- WRITTEN EXERCISE
Which lines of the records contain "title"? Collect every one of them.

Records from a data collection:
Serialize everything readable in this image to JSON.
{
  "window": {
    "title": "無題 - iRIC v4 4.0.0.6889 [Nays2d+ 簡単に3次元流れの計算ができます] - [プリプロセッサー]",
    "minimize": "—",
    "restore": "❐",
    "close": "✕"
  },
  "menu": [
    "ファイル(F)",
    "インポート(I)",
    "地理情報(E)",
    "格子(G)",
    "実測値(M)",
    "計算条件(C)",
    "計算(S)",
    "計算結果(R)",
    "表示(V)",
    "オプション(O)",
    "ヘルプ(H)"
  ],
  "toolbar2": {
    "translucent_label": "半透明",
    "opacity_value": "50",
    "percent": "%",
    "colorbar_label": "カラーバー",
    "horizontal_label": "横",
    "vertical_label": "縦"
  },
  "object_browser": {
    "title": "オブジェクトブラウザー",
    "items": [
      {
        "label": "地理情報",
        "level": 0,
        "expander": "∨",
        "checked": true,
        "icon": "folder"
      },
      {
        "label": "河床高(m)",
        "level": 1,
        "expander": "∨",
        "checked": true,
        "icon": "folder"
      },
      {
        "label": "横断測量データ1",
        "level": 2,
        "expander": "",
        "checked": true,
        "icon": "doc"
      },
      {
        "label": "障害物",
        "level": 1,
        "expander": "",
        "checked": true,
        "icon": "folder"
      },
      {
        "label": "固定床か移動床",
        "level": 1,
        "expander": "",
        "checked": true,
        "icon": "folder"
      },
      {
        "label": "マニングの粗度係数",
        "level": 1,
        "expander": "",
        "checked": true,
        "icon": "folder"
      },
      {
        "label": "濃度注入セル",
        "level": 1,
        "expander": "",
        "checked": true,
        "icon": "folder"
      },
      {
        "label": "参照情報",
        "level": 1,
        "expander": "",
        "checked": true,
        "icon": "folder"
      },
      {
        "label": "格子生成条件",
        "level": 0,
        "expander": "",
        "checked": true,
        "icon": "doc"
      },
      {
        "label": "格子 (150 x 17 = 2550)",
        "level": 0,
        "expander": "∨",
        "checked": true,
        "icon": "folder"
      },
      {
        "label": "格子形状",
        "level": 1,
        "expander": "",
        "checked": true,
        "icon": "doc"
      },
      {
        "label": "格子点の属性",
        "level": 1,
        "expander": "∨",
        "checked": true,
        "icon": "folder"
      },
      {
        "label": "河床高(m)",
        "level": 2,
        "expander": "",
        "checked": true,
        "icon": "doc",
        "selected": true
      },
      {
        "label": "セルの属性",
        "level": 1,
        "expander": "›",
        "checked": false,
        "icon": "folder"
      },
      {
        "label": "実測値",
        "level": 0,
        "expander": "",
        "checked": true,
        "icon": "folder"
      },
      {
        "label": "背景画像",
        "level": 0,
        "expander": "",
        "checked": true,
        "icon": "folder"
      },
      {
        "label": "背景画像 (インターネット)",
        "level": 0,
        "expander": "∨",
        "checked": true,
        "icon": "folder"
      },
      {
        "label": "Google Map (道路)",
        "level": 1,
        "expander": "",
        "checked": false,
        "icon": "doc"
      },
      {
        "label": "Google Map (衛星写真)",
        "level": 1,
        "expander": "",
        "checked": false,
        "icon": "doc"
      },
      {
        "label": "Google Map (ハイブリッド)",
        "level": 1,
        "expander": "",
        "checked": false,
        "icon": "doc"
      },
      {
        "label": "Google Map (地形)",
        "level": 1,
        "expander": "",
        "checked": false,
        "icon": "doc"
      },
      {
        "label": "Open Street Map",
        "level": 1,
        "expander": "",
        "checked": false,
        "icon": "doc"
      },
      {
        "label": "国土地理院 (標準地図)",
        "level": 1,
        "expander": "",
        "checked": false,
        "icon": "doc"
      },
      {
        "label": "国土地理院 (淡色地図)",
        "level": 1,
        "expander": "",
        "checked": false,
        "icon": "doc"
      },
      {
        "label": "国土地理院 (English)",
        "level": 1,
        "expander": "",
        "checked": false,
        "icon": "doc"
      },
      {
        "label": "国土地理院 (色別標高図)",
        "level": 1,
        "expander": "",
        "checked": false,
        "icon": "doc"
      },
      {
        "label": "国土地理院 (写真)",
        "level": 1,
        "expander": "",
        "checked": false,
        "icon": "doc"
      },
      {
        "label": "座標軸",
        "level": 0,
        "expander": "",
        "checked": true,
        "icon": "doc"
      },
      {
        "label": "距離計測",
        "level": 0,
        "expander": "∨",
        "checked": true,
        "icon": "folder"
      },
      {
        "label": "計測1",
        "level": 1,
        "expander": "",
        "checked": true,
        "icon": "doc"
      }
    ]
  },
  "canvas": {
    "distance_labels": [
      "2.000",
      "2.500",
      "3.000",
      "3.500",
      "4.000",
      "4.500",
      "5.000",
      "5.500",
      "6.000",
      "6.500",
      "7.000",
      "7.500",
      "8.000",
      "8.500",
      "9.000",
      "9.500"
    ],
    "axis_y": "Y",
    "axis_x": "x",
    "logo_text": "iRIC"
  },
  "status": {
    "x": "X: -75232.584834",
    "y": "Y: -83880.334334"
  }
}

- RESULT OF THIS EXERCISE
    "title": "無題 - iRIC v4 4.0.0.6889 [Nays2d+ 簡単に3次元流れの計算ができます] - [プリプロセッサー]",
    "title": "オブジェクトブラウザー",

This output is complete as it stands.